• WHAT YOU HAVE TO DO: Repeat every entry in the listing below, exactly.

:::

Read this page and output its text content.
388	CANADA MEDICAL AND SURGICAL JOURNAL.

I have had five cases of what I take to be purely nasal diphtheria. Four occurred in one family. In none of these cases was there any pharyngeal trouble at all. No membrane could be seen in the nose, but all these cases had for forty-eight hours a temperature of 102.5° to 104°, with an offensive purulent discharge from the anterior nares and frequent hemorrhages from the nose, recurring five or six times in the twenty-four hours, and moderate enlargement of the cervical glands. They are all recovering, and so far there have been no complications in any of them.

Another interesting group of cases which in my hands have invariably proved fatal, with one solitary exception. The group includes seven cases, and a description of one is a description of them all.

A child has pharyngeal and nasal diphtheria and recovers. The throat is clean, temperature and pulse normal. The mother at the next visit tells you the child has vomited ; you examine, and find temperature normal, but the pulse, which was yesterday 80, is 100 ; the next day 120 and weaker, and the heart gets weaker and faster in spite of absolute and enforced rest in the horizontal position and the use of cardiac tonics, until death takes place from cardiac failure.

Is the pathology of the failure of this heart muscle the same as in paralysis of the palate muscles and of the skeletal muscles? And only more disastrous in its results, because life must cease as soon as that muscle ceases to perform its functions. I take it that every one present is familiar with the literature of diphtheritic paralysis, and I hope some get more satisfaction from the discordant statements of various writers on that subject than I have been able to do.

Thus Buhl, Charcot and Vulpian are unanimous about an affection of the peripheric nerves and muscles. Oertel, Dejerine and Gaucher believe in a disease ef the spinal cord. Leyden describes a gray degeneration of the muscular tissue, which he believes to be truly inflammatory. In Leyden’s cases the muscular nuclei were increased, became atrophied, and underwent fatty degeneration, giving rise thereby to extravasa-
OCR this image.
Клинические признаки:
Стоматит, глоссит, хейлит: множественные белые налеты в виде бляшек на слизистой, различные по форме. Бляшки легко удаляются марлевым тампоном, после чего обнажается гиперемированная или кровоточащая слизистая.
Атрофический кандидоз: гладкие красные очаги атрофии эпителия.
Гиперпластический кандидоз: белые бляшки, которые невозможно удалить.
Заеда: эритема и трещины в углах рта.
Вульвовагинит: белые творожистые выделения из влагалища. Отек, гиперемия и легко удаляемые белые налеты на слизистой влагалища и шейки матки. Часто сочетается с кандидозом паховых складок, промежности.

:::

• ANSWER BELOW:
Read this page and output its text content.
388	CANADA MEDICAL AND SURGICAL JOURNAL.

I have had five cases of what I take to be purely nasal diphtheria. Four occurred in one family. In none of these cases was there any pharyngeal trouble at all. No membrane could be seen in the nose, but all these cases had for forty-eight hours a temperature of 102.5° to 104°, with an offensive purulent discharge from the anterior nares and frequent hemorrhages from the nose, recurring five or six times in the twenty-four hours, and moderate enlargement of the cervical glands. They are all recovering, and so far there have been no complications in any of them.

Another interesting group of cases which in my hands have invariably proved fatal, with one solitary exception. The group includes seven cases, and a description of one is a description of them all.

A child has pharyngeal and nasal diphtheria and recovers. The throat is clean, temperature and pulse normal. The mother at the next visit tells you the child has vomited ; you examine, and find temperature normal, but the pulse, which was yesterday 80, is 100 ; the next day 120 and weaker, and the heart gets weaker and faster in spite of absolute and enforced rest in the horizontal position and the use of cardiac tonics, until death takes place from cardiac failure.

Is the pathology of the failure of this heart muscle the same as in paralysis of the palate muscles and of the skeletal muscles? And only more disastrous in its results, because life must cease as soon as that muscle ceases to perform its functions. I take it that every one present is familiar with the literature of diphtheritic paralysis, and I hope some get more satisfaction from the discordant statements of various writers on that subject than I have been able to do.

Thus Buhl, Charcot and Vulpian are unanimous about an affection of the peripheric nerves and muscles. Oertel, Dejerine and Gaucher believe in a disease ef the spinal cord. Leyden describes a gray degeneration of the muscular tissue, which he believes to be truly inflammatory. In Leyden’s cases the muscular nuclei were increased, became atrophied, and underwent fatty degeneration, giving rise thereby to extravasa-
OCR this image.
Клинические признаки:
Стоматит, глоссит, хейлит: множественные белые налеты в виде бляшек на слизистой, различные по форме. Бляшки легко удаляются марлевым тампоном, после чего обнажается гиперемированная или кровоточащая слизистая.
Атрофический кандидоз: гладкие красные очаги атрофии эпителия.
Гиперпластический кандидоз: белые бляшки, которые невозможно удалить.
Заеда: эритема и трещины в углах рта.
Вульвовагинит: белые творожистые выделения из влагалища. Отек, гиперемия и легко удаляемые белые налеты на слизистой влагалища и шейки матки. Часто сочетается с кандидозом паховых складок, промежности.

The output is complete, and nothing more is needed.